→ **Aufgabenstellung A**:
Beantworte die folgenden Fragen zum Lesetext.
(i) Welchen Vorsitz hat Margarete Ziegler-Raschdorf im Hessischen Landtag inne?
(ii) Von welcher Partei stammt der bisher vorliegende Gesetzentwurf zur nachträglichen Anbringung einer Außendämmung?
(iii) Wessen Interessen nimmt die Landesregierung nach Aussage des Textes ebenfalls ernst?
→ **Aufgabenstellung B**:
Setze den Lesetext über den Gesetzentwurf zur Neuregelung des Nachbarrechtes im Anschluss an seinen letzten Satz fort.

──────── Lesetext

Als „notwendigen Schritt, um Hausbesitzern die Energieeinsparung zu erleichtern“ bezeichnete die Abgeordnete der CDU-Fraktion und Vorsitzende des Rechtsausschusses im Hessischen Landtag, Margarete Ziegler-Raschdorf, den heute durch die Landesregierung vorgelegten Gesetzentwurf zur Neuregelung des Nachbarrechtes. Im Gegensatz zu dem bisher zur Frage der nachträglichen Anbringung einer Außendämmung vorliegenden Gesetzentwurf der Grünen nehme die Landesregierung jedoch auch die Interessen der Eigentümer benachbarter Grundstücke ernst und sorge „für einen fairen Ausgleich zwischen dem Ziel der Energieeinsparung und dem damit verbundenen Eingriff in das Nachbargrundstück“.

────────────────
──────── Bereitgestellte Daten

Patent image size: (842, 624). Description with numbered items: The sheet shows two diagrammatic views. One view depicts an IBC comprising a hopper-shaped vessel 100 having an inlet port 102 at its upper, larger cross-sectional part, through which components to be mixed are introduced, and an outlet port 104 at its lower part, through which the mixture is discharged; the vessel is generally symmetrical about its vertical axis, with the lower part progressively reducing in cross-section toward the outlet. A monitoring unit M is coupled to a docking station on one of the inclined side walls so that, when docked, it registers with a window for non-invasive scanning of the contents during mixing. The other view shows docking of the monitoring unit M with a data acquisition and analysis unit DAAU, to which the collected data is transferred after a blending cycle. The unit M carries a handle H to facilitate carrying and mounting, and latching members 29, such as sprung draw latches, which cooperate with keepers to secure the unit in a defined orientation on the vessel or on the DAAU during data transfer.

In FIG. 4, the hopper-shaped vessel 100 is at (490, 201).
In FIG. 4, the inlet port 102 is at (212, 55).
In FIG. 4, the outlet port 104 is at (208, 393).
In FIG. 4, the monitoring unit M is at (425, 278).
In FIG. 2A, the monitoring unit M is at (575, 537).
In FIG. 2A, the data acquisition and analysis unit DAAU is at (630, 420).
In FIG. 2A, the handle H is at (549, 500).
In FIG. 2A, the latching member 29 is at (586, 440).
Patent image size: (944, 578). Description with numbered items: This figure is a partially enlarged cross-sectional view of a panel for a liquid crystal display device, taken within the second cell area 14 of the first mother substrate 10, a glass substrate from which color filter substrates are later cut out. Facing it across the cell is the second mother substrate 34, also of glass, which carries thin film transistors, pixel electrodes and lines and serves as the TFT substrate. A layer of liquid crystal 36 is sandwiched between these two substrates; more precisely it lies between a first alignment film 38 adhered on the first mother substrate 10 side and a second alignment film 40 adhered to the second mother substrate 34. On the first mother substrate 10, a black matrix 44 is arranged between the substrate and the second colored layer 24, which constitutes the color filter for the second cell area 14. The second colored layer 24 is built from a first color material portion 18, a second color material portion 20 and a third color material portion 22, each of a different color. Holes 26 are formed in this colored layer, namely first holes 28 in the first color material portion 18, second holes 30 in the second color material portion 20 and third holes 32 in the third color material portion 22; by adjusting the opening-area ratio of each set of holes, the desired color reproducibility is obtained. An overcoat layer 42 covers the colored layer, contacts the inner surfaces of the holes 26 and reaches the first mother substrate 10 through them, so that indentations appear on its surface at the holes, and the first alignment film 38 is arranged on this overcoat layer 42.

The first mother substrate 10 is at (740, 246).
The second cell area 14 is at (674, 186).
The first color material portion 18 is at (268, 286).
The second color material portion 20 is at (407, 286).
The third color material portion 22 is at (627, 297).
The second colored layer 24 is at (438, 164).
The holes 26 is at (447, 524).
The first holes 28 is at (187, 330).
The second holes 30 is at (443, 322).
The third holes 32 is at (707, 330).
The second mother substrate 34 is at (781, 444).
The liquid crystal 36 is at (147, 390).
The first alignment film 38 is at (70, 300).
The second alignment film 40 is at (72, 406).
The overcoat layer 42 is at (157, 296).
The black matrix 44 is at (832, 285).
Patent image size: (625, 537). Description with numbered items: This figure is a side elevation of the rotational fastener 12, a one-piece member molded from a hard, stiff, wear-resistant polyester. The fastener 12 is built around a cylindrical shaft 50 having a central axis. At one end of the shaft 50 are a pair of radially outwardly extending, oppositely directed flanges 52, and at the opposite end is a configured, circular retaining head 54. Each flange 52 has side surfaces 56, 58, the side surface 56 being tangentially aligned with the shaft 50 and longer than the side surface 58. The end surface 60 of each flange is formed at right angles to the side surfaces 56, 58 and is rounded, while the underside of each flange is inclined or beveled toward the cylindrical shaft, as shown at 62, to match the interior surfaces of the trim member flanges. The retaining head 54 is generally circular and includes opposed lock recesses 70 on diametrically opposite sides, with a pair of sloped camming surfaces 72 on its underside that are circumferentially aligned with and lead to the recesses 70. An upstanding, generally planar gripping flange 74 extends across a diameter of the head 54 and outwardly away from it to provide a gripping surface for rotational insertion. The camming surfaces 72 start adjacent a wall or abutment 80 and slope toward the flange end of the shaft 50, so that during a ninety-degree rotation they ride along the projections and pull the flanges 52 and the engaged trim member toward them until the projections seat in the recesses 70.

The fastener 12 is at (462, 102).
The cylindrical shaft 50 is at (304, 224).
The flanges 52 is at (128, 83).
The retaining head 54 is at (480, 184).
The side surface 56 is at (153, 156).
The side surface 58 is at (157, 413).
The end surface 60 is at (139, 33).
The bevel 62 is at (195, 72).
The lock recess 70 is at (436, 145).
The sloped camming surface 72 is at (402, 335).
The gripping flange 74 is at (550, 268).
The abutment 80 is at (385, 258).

────────────────

→ **Lösung A**:
(i) Den Vorsitz des Rechtsausschusses.
(ii) Von den Grünen.
(iii) Die Interessen der Eigentümer benachbarter Grundstücke.

→ **Lösung B**:
„Mit der Bindung der zu duldenden Wärmedämmung an die Bauteilanforderungen der Energieeinsparverordnung werden ausufernde Belastungen für Nachbargrundstücke verhindert, während tatsächlich energieeinsparende Maßnahmen aber geduldet werden müssen", stellte Ziegler-Raschdorf fest.
 
Auch die weiteren Vorschläge der Landesregierung zur Grenzbepflanzung und Brennholzlagerung seien „zeitgemäß und werden helfen, Konflikte zu minimieren“. „Letztlich werden allerdings nur gegenseitige Rücksichtnahme und pragmatische gemeinsame Lösungsansätze jenseits aller gesetzgeberischen Tätigkeiten helfen, nachbarschaftliche Konflikte zu vermeiden“, stelle die CDU-Politikerin fest.